§ **Written request**
Print out each entry below exactly, please.

· · · · ·

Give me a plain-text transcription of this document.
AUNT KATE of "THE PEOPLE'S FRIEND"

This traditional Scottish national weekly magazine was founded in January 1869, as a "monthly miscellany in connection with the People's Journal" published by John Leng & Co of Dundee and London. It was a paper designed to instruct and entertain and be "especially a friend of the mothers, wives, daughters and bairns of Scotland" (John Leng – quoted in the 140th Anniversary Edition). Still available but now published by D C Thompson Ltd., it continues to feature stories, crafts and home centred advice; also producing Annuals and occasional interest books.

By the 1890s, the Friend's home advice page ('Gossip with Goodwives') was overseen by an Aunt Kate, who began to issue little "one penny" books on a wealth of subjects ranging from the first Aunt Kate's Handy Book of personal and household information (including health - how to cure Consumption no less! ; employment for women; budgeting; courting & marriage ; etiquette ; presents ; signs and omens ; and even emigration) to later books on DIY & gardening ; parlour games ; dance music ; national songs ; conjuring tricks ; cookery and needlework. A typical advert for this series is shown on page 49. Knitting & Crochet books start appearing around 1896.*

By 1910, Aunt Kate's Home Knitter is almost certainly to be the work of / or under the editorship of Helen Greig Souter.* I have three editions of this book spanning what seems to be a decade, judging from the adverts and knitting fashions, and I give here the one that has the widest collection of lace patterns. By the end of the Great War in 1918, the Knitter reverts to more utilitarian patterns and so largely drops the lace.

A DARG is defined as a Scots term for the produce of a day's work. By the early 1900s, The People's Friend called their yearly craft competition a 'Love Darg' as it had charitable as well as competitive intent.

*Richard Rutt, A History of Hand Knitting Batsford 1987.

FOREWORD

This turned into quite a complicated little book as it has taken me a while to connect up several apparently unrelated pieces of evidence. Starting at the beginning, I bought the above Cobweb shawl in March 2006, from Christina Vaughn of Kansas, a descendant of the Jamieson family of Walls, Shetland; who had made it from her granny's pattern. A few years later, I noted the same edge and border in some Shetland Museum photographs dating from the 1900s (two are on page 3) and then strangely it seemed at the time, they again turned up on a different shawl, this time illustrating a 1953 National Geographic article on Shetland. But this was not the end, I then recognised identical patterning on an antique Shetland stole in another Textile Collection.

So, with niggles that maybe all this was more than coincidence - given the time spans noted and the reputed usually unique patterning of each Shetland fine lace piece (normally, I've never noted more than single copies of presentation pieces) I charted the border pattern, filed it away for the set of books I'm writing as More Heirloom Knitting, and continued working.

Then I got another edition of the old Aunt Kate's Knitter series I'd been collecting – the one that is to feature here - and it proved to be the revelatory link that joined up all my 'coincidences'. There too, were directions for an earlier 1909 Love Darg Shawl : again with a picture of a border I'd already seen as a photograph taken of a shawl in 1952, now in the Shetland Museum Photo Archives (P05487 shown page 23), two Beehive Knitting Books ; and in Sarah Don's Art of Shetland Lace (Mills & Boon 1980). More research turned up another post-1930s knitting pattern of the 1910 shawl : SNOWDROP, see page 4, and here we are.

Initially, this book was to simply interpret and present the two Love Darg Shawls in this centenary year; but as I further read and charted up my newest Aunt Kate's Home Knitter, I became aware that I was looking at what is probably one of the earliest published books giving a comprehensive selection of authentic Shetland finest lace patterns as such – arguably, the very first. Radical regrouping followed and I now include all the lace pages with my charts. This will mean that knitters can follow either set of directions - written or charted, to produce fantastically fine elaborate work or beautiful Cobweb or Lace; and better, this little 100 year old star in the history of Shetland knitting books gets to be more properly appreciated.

· · · · ·

§ **Output for this exercise**
Give me a plain-text transcription of this document.
AUNT KATE of "THE PEOPLE'S FRIEND"

This traditional Scottish national weekly magazine was founded in January 1869, as a "monthly miscellany in connection with the People's Journal" published by John Leng & Co of Dundee and London. It was a paper designed to instruct and entertain and be "especially a friend of the mothers, wives, daughters and bairns of Scotland" (John Leng – quoted in the 140th Anniversary Edition). Still available but now published by D C Thompson Ltd., it continues to feature stories, crafts and home centred advice; also producing Annuals and occasional interest books.

By the 1890s, the Friend's home advice page ('Gossip with Goodwives') was overseen by an Aunt Kate, who began to issue little "one penny" books on a wealth of subjects ranging from the first Aunt Kate's Handy Book of personal and household information (including health - how to cure Consumption no less! ; employment for women; budgeting; courting & marriage ; etiquette ; presents ; signs and omens ; and even emigration) to later books on DIY & gardening ; parlour games ; dance music ; national songs ; conjuring tricks ; cookery and needlework. A typical advert for this series is shown on page 49. Knitting & Crochet books start appearing around 1896.*

By 1910, Aunt Kate's Home Knitter is almost certainly to be the work of / or under the editorship of Helen Greig Souter.* I have three editions of this book spanning what seems to be a decade, judging from the adverts and knitting fashions, and I give here the one that has the widest collection of lace patterns. By the end of the Great War in 1918, the Knitter reverts to more utilitarian patterns and so largely drops the lace.

A DARG is defined as a Scots term for the produce of a day's work. By the early 1900s, The People's Friend called their yearly craft competition a 'Love Darg' as it had charitable as well as competitive intent.

*Richard Rutt, A History of Hand Knitting Batsford 1987.

FOREWORD

This turned into quite a complicated little book as it has taken me a while to connect up several apparently unrelated pieces of evidence. Starting at the beginning, I bought the above Cobweb shawl in March 2006, from Christina Vaughn of Kansas, a descendant of the Jamieson family of Walls, Shetland; who had made it from her granny's pattern. A few years later, I noted the same edge and border in some Shetland Museum photographs dating from the 1900s (two are on page 3) and then strangely it seemed at the time, they again turned up on a different shawl, this time illustrating a 1953 National Geographic article on Shetland. But this was not the end, I then recognised identical patterning on an antique Shetland stole in another Textile Collection.

So, with niggles that maybe all this was more than coincidence - given the time spans noted and the reputed usually unique patterning of each Shetland fine lace piece (normally, I've never noted more than single copies of presentation pieces) I charted the border pattern, filed it away for the set of books I'm writing as More Heirloom Knitting, and continued working.

Then I got another edition of the old Aunt Kate's Knitter series I'd been collecting – the one that is to feature here - and it proved to be the revelatory link that joined up all my 'coincidences'. There too, were directions for an earlier 1909 Love Darg Shawl : again with a picture of a border I'd already seen as a photograph taken of a shawl in 1952, now in the Shetland Museum Photo Archives (P05487 shown page 23), two Beehive Knitting Books ; and in Sarah Don's Art of Shetland Lace (Mills & Boon 1980). More research turned up another post-1930s knitting pattern of the 1910 shawl : SNOWDROP, see page 4, and here we are.

Initially, this book was to simply interpret and present the two Love Darg Shawls in this centenary year; but as I further read and charted up my newest Aunt Kate's Home Knitter, I became aware that I was looking at what is probably one of the earliest published books giving a comprehensive selection of authentic Shetland finest lace patterns as such – arguably, the very first. Radical regrouping followed and I now include all the lace pages with my charts. This will mean that knitters can follow either set of directions - written or charted, to produce fantastically fine elaborate work or beautiful Cobweb or Lace; and better, this little 100 year old star in the history of Shetland knitting books gets to be more properly appreciated.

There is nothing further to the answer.